• Dataset items:
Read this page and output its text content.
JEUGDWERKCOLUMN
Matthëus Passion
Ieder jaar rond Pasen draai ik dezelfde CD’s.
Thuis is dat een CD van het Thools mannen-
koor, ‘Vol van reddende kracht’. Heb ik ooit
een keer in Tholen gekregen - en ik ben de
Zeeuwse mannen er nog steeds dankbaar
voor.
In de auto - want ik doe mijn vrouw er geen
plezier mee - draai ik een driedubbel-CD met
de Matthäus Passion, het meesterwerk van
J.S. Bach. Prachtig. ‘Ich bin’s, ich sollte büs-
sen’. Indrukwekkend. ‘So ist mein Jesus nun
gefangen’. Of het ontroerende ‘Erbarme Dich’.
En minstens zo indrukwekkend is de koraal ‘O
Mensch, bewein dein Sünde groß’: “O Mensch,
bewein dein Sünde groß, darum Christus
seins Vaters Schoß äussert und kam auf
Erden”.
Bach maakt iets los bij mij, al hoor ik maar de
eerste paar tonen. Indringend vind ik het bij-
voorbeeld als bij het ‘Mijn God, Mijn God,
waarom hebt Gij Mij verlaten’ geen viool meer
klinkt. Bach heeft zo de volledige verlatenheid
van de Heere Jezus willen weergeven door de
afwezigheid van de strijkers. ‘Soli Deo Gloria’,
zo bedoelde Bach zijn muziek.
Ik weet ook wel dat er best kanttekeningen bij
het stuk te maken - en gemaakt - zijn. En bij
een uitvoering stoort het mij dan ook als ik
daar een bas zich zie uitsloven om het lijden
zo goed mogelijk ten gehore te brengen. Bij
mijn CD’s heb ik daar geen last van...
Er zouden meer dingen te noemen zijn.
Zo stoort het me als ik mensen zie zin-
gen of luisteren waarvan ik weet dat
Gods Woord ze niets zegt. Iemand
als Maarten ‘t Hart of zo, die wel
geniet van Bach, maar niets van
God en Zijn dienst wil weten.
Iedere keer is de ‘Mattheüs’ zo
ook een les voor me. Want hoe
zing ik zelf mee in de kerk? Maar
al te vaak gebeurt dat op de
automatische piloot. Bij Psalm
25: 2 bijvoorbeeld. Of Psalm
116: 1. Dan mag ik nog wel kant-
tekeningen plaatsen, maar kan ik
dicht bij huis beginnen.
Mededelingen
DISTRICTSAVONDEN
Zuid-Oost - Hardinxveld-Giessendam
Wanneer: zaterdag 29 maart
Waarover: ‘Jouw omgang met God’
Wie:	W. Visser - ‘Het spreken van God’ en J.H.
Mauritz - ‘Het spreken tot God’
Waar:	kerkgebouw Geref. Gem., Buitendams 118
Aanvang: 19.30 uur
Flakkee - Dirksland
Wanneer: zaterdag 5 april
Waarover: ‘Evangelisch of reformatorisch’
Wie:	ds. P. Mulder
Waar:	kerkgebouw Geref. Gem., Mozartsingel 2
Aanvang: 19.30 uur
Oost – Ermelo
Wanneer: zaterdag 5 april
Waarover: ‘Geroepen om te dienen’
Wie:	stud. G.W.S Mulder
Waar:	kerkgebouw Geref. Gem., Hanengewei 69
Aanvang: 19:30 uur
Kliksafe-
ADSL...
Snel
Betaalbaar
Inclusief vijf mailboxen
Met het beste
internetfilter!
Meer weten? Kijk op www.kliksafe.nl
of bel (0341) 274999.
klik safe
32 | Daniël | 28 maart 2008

• What needs to be done: Return each line of the data exactly as written above.

• Solution to this exercise:
Read this page and output its text content.
JEUGDWERKCOLUMN
Matthëus Passion
Ieder jaar rond Pasen draai ik dezelfde CD’s.
Thuis is dat een CD van het Thools mannen-
koor, ‘Vol van reddende kracht’. Heb ik ooit
een keer in Tholen gekregen - en ik ben de
Zeeuwse mannen er nog steeds dankbaar
voor.
In de auto - want ik doe mijn vrouw er geen
plezier mee - draai ik een driedubbel-CD met
de Matthäus Passion, het meesterwerk van
J.S. Bach. Prachtig. ‘Ich bin’s, ich sollte büs-
sen’. Indrukwekkend. ‘So ist mein Jesus nun
gefangen’. Of het ontroerende ‘Erbarme Dich’.
En minstens zo indrukwekkend is de koraal ‘O
Mensch, bewein dein Sünde groß’: “O Mensch,
bewein dein Sünde groß, darum Christus
seins Vaters Schoß äussert und kam auf
Erden”.
Bach maakt iets los bij mij, al hoor ik maar de
eerste paar tonen. Indringend vind ik het bij-
voorbeeld als bij het ‘Mijn God, Mijn God,
waarom hebt Gij Mij verlaten’ geen viool meer
klinkt. Bach heeft zo de volledige verlatenheid
van de Heere Jezus willen weergeven door de
afwezigheid van de strijkers. ‘Soli Deo Gloria’,
zo bedoelde Bach zijn muziek.
Ik weet ook wel dat er best kanttekeningen bij
het stuk te maken - en gemaakt - zijn. En bij
een uitvoering stoort het mij dan ook als ik
daar een bas zich zie uitsloven om het lijden
zo goed mogelijk ten gehore te brengen. Bij
mijn CD’s heb ik daar geen last van...
Er zouden meer dingen te noemen zijn.
Zo stoort het me als ik mensen zie zin-
gen of luisteren waarvan ik weet dat
Gods Woord ze niets zegt. Iemand
als Maarten ‘t Hart of zo, die wel
geniet van Bach, maar niets van
God en Zijn dienst wil weten.
Iedere keer is de ‘Mattheüs’ zo
ook een les voor me. Want hoe
zing ik zelf mee in de kerk? Maar
al te vaak gebeurt dat op de
automatische piloot. Bij Psalm
25: 2 bijvoorbeeld. Of Psalm
116: 1. Dan mag ik nog wel kant-
tekeningen plaatsen, maar kan ik
dicht bij huis beginnen.
Mededelingen
DISTRICTSAVONDEN
Zuid-Oost - Hardinxveld-Giessendam
Wanneer: zaterdag 29 maart
Waarover: ‘Jouw omgang met God’
Wie:	W. Visser - ‘Het spreken van God’ en J.H.
Mauritz - ‘Het spreken tot God’
Waar:	kerkgebouw Geref. Gem., Buitendams 118
Aanvang: 19.30 uur
Flakkee - Dirksland
Wanneer: zaterdag 5 april
Waarover: ‘Evangelisch of reformatorisch’
Wie:	ds. P. Mulder
Waar:	kerkgebouw Geref. Gem., Mozartsingel 2
Aanvang: 19.30 uur
Oost – Ermelo
Wanneer: zaterdag 5 april
Waarover: ‘Geroepen om te dienen’
Wie:	stud. G.W.S Mulder
Waar:	kerkgebouw Geref. Gem., Hanengewei 69
Aanvang: 19:30 uur
Kliksafe-
ADSL...
Snel
Betaalbaar
Inclusief vijf mailboxen
Met het beste
internetfilter!
Meer weten? Kijk op www.kliksafe.nl
of bel (0341) 274999.
klik safe
32 | Daniël | 28 maart 2008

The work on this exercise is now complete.